WORK REQUIRED ->
Repeat each record exactly. Any picture gets left out.

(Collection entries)
..............................

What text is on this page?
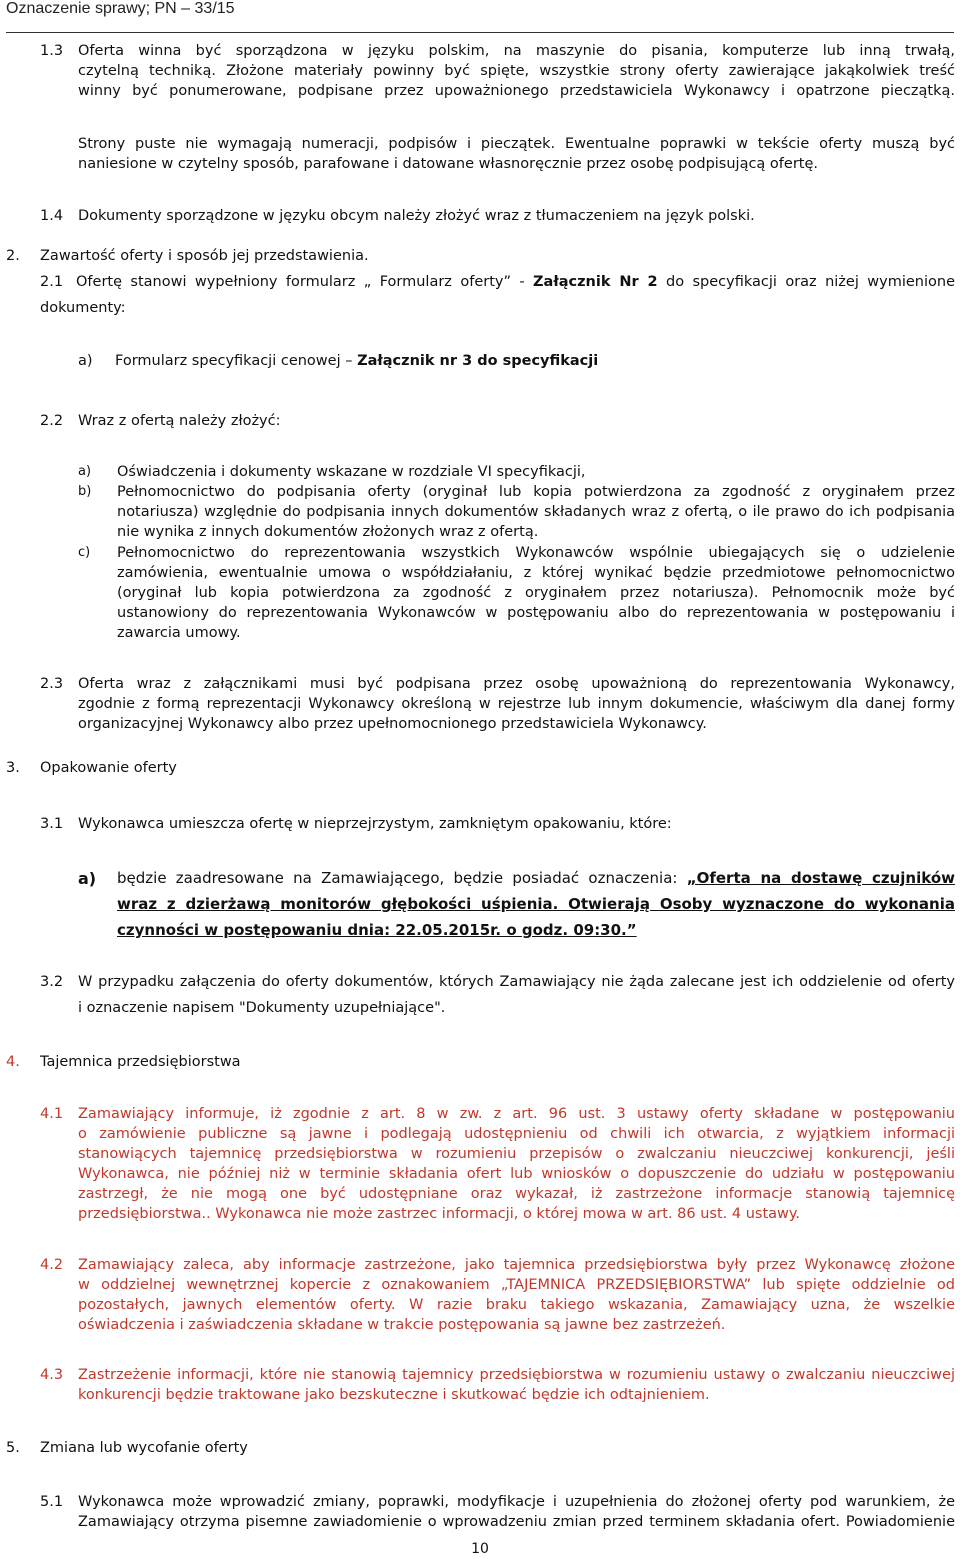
Oznaczenie sprawy; PN – 33/15
1.3 Oferta winna być sporządzona w języku polskim, na maszynie do pisania, komputerze lub inną trwałą,
czytelną techniką. Złożone materiały powinny być spięte, wszystkie strony oferty zawierające jakąkolwiek treść
winny być ponumerowane, podpisane przez upoważnionego przedstawiciela Wykonawcy i opatrzone pieczątką.
Strony puste nie wymagają numeracji, podpisów i pieczątek. Ewentualne poprawki w tekście oferty muszą być
naniesione w czytelny sposób, parafowane i datowane własnoręcznie przez osobę podpisującą ofertę.
1.4 Dokumenty sporządzone w języku obcym należy złożyć wraz z tłumaczeniem na język polski.
2. Zawartość oferty i sposób jej przedstawienia.
2.1 Ofertę stanowi wypełniony formularz „ Formularz oferty” - Załącznik Nr 2 do specyfikacji oraz niżej wymienione
dokumenty:
a) Formularz specyfikacji cenowej – Załącznik nr 3 do specyfikacji
2.2 Wraz z ofertą należy złożyć:
a) Oświadczenia i dokumenty wskazane w rozdziale VI specyfikacji,
b) Pełnomocnictwo do podpisania oferty (oryginał lub kopia potwierdzona za zgodność z oryginałem przez
notariusza) względnie do podpisania innych dokumentów składanych wraz z ofertą, o ile prawo do ich podpisania
nie wynika z innych dokumentów złożonych wraz z ofertą.
c) Pełnomocnictwo do reprezentowania wszystkich Wykonawców wspólnie ubiegających się o udzielenie
zamówienia, ewentualnie umowa o współdziałaniu, z której wynikać będzie przedmiotowe pełnomocnictwo
(oryginał lub kopia potwierdzona za zgodność z oryginałem przez notariusza). Pełnomocnik może być
ustanowiony do reprezentowania Wykonawców w postępowaniu albo do reprezentowania w postępowaniu i
zawarcia umowy.
2.3 Oferta wraz z załącznikami musi być podpisana przez osobę upoważnioną do reprezentowania Wykonawcy,
zgodnie z formą reprezentacji Wykonawcy określoną w rejestrze lub innym dokumencie, właściwym dla danej formy
organizacyjnej Wykonawcy albo przez upełnomocnionego przedstawiciela Wykonawcy.
3. Opakowanie oferty
3.1 Wykonawca umieszcza ofertę w nieprzejrzystym, zamkniętym opakowaniu, które:
a) będzie zaadresowane na Zamawiającego, będzie posiadać oznaczenia: „Oferta na dostawę czujników
wraz z dzierżawą monitorów głębokości uśpienia. Otwierają Osoby wyznaczone do wykonania
czynności w postępowaniu dnia: 22.05.2015r. o godz. 09:30.”
3.2 W przypadku załączenia do oferty dokumentów, których Zamawiający nie żąda zalecane jest ich oddzielenie od oferty
i oznaczenie napisem "Dokumenty uzupełniające".
4. Tajemnica przedsiębiorstwa
4.1 Zamawiający informuje, iż zgodnie z art. 8 w zw. z art. 96 ust. 3 ustawy oferty składane w postępowaniu
o zamówienie publiczne są jawne i podlegają udostępnieniu od chwili ich otwarcia, z wyjątkiem informacji
stanowiących tajemnicę przedsiębiorstwa w rozumieniu przepisów o zwalczaniu nieuczciwej konkurencji, jeśli
Wykonawca, nie później niż w terminie składania ofert lub wniosków o dopuszczenie do udziału w postępowaniu
zastrzegł, że nie mogą one być udostępniane oraz wykazał, iż zastrzeżone informacje stanowią tajemnicę
przedsiębiorstwa.. Wykonawca nie może zastrzec informacji, o której mowa w art. 86 ust. 4 ustawy.
4.2 Zamawiający zaleca, aby informacje zastrzeżone, jako tajemnica przedsiębiorstwa były przez Wykonawcę złożone
w oddzielnej wewnętrznej kopercie z oznakowaniem „TAJEMNICA PRZEDSIĘBIORSTWA” lub spięte oddzielnie od
pozostałych, jawnych elementów oferty. W razie braku takiego wskazania, Zamawiający uzna, że wszelkie
oświadczenia i zaświadczenia składane w trakcie postępowania są jawne bez zastrzeżeń.
4.3 Zastrzeżenie informacji, które nie stanowią tajemnicy przedsiębiorstwa w rozumieniu ustawy o zwalczaniu nieuczciwej
konkurencji będzie traktowane jako bezskuteczne i skutkować będzie ich odtajnieniem.
5. Zmiana lub wycofanie oferty
5.1 Wykonawca może wprowadzić zmiany, poprawki, modyfikacje i uzupełnienia do złożonej oferty pod warunkiem, że
Zamawiający otrzyma pisemne zawiadomienie o wprowadzeniu zmian przed terminem składania ofert. Powiadomienie
10
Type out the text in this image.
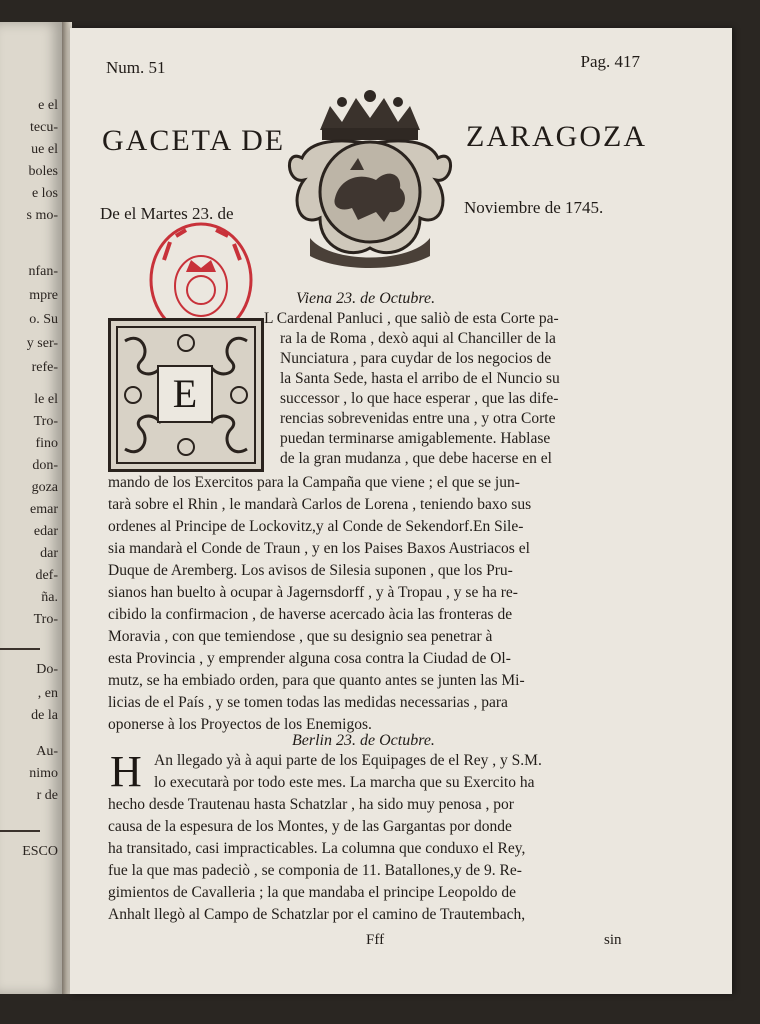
e el
tecu-
ue el
boles
e los
s mo-
nfan-
mpre
o. Su
y ser-
refe-
le el
Tro-
fino
don-
goza
emar
edar
dar
def-
ña.
Tro-
Do-
, en
de la
Au-
nimo
r de
ESCO
Num. 51	Pag. 417
GACETA DE	ZARAGOZA
De el Martes 23. de	Noviembre de 1745.
Viena 23. de Octubre.
E
L Cardenal Panluci , que saliò de esta Corte pa-
ra la de Roma , dexò aqui al Chanciller de la
Nunciatura , para cuydar de los negocios de
la Santa Sede, hasta el arribo de el Nuncio su
successor , lo que hace esperar , que las dife-
rencias sobrevenidas entre una , y otra Corte
puedan terminarse amigablemente. Hablase
de la gran mudanza , que debe hacerse en el
mando de los Exercitos para la Campaña que viene ; el que se jun-
tarà sobre el Rhin , le mandarà Carlos de Lorena , teniendo baxo sus
ordenes al Principe de Lockovitz,y al Conde de Sekendorf.En Sile-
sia mandarà el Conde de Traun , y en los Paises Baxos Austriacos el
Duque de Aremberg. Los avisos de Silesia suponen , que los Pru-
sianos han buelto à ocupar à Jagernsdorff , y à Tropau , y se ha re-
cibido la confirmacion , de haverse acercado àcia las fronteras de
Moravia , con que temiendose , que su designio sea penetrar à
esta Provincia , y emprender alguna cosa contra la Ciudad de Ol-
mutz, se ha embiado orden, para que quanto antes se junten las Mi-
licias de el País , y se tomen todas las medidas necessarias , para
oponerse à los Proyectos de los Enemigos.
Berlin 23. de Octubre.
H An llegado yà à aqui parte de los Equipages de el Rey , y S.M.
lo executarà por todo este mes. La marcha que su Exercito ha
hecho desde Trautenau hasta Schatzlar , ha sido muy penosa , por
causa de la espesura de los Montes, y de las Gargantas por donde
ha transitado, casi impracticables. La columna que conduxo el Rey,
fue la que mas padeciò , se componia de 11. Batallones,y de 9. Re-
gimientos de Cavalleria ; la que mandaba el principe Leopoldo de
Anhalt llegò al Campo de Schatzlar por el camino de Trautembach,
Fff	sin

..............................

SOLUTION FOR THIS TASK ->
What text is on this page?
Oznaczenie sprawy; PN – 33/15
1.3 Oferta winna być sporządzona w języku polskim, na maszynie do pisania, komputerze lub inną trwałą,
czytelną techniką. Złożone materiały powinny być spięte, wszystkie strony oferty zawierające jakąkolwiek treść
winny być ponumerowane, podpisane przez upoważnionego przedstawiciela Wykonawcy i opatrzone pieczątką.
Strony puste nie wymagają numeracji, podpisów i pieczątek. Ewentualne poprawki w tekście oferty muszą być
naniesione w czytelny sposób, parafowane i datowane własnoręcznie przez osobę podpisującą ofertę.
1.4 Dokumenty sporządzone w języku obcym należy złożyć wraz z tłumaczeniem na język polski.
2. Zawartość oferty i sposób jej przedstawienia.
2.1 Ofertę stanowi wypełniony formularz „ Formularz oferty” - Załącznik Nr 2 do specyfikacji oraz niżej wymienione
dokumenty:
a) Formularz specyfikacji cenowej – Załącznik nr 3 do specyfikacji
2.2 Wraz z ofertą należy złożyć:
a) Oświadczenia i dokumenty wskazane w rozdziale VI specyfikacji,
b) Pełnomocnictwo do podpisania oferty (oryginał lub kopia potwierdzona za zgodność z oryginałem przez
notariusza) względnie do podpisania innych dokumentów składanych wraz z ofertą, o ile prawo do ich podpisania
nie wynika z innych dokumentów złożonych wraz z ofertą.
c) Pełnomocnictwo do reprezentowania wszystkich Wykonawców wspólnie ubiegających się o udzielenie
zamówienia, ewentualnie umowa o współdziałaniu, z której wynikać będzie przedmiotowe pełnomocnictwo
(oryginał lub kopia potwierdzona za zgodność z oryginałem przez notariusza). Pełnomocnik może być
ustanowiony do reprezentowania Wykonawców w postępowaniu albo do reprezentowania w postępowaniu i
zawarcia umowy.
2.3 Oferta wraz z załącznikami musi być podpisana przez osobę upoważnioną do reprezentowania Wykonawcy,
zgodnie z formą reprezentacji Wykonawcy określoną w rejestrze lub innym dokumencie, właściwym dla danej formy
organizacyjnej Wykonawcy albo przez upełnomocnionego przedstawiciela Wykonawcy.
3. Opakowanie oferty
3.1 Wykonawca umieszcza ofertę w nieprzejrzystym, zamkniętym opakowaniu, które:
a) będzie zaadresowane na Zamawiającego, będzie posiadać oznaczenia: „Oferta na dostawę czujników
wraz z dzierżawą monitorów głębokości uśpienia. Otwierają Osoby wyznaczone do wykonania
czynności w postępowaniu dnia: 22.05.2015r. o godz. 09:30.”
3.2 W przypadku załączenia do oferty dokumentów, których Zamawiający nie żąda zalecane jest ich oddzielenie od oferty
i oznaczenie napisem "Dokumenty uzupełniające".
4. Tajemnica przedsiębiorstwa
4.1 Zamawiający informuje, iż zgodnie z art. 8 w zw. z art. 96 ust. 3 ustawy oferty składane w postępowaniu
o zamówienie publiczne są jawne i podlegają udostępnieniu od chwili ich otwarcia, z wyjątkiem informacji
stanowiących tajemnicę przedsiębiorstwa w rozumieniu przepisów o zwalczaniu nieuczciwej konkurencji, jeśli
Wykonawca, nie później niż w terminie składania ofert lub wniosków o dopuszczenie do udziału w postępowaniu
zastrzegł, że nie mogą one być udostępniane oraz wykazał, iż zastrzeżone informacje stanowią tajemnicę
przedsiębiorstwa.. Wykonawca nie może zastrzec informacji, o której mowa w art. 86 ust. 4 ustawy.
4.2 Zamawiający zaleca, aby informacje zastrzeżone, jako tajemnica przedsiębiorstwa były przez Wykonawcę złożone
w oddzielnej wewnętrznej kopercie z oznakowaniem „TAJEMNICA PRZEDSIĘBIORSTWA” lub spięte oddzielnie od
pozostałych, jawnych elementów oferty. W razie braku takiego wskazania, Zamawiający uzna, że wszelkie
oświadczenia i zaświadczenia składane w trakcie postępowania są jawne bez zastrzeżeń.
4.3 Zastrzeżenie informacji, które nie stanowią tajemnicy przedsiębiorstwa w rozumieniu ustawy o zwalczaniu nieuczciwej
konkurencji będzie traktowane jako bezskuteczne i skutkować będzie ich odtajnieniem.
5. Zmiana lub wycofanie oferty
5.1 Wykonawca może wprowadzić zmiany, poprawki, modyfikacje i uzupełnienia do złożonej oferty pod warunkiem, że
Zamawiający otrzyma pisemne zawiadomienie o wprowadzeniu zmian przed terminem składania ofert. Powiadomienie
10
Type out the text in this image.
e el
tecu-
ue el
boles
e los
s mo-
nfan-
mpre
o. Su
y ser-
refe-
le el
Tro-
fino
don-
goza
emar
edar
dar
def-
ña.
Tro-
Do-
, en
de la
Au-
nimo
r de
ESCO
Num. 51	Pag. 417
GACETA DE	ZARAGOZA
De el Martes 23. de	Noviembre de 1745.
Viena 23. de Octubre.
E
L Cardenal Panluci , que saliò de esta Corte pa-
ra la de Roma , dexò aqui al Chanciller de la
Nunciatura , para cuydar de los negocios de
la Santa Sede, hasta el arribo de el Nuncio su
successor , lo que hace esperar , que las dife-
rencias sobrevenidas entre una , y otra Corte
puedan terminarse amigablemente. Hablase
de la gran mudanza , que debe hacerse en el
mando de los Exercitos para la Campaña que viene ; el que se jun-
tarà sobre el Rhin , le mandarà Carlos de Lorena , teniendo baxo sus
ordenes al Principe de Lockovitz,y al Conde de Sekendorf.En Sile-
sia mandarà el Conde de Traun , y en los Paises Baxos Austriacos el
Duque de Aremberg. Los avisos de Silesia suponen , que los Pru-
sianos han buelto à ocupar à Jagernsdorff , y à Tropau , y se ha re-
cibido la confirmacion , de haverse acercado àcia las fronteras de
Moravia , con que temiendose , que su designio sea penetrar à
esta Provincia , y emprender alguna cosa contra la Ciudad de Ol-
mutz, se ha embiado orden, para que quanto antes se junten las Mi-
licias de el País , y se tomen todas las medidas necessarias , para
oponerse à los Proyectos de los Enemigos.
Berlin 23. de Octubre.
H An llegado yà à aqui parte de los Equipages de el Rey , y S.M.
lo executarà por todo este mes. La marcha que su Exercito ha
hecho desde Trautenau hasta Schatzlar , ha sido muy penosa , por
causa de la espesura de los Montes, y de las Gargantas por donde
ha transitado, casi impracticables. La columna que conduxo el Rey,
fue la que mas padeciò , se componia de 11. Batallones,y de 9. Re-
gimientos de Cavalleria ; la que mandaba el principe Leopoldo de
Anhalt llegò al Campo de Schatzlar por el camino de Trautembach,
Fff	sin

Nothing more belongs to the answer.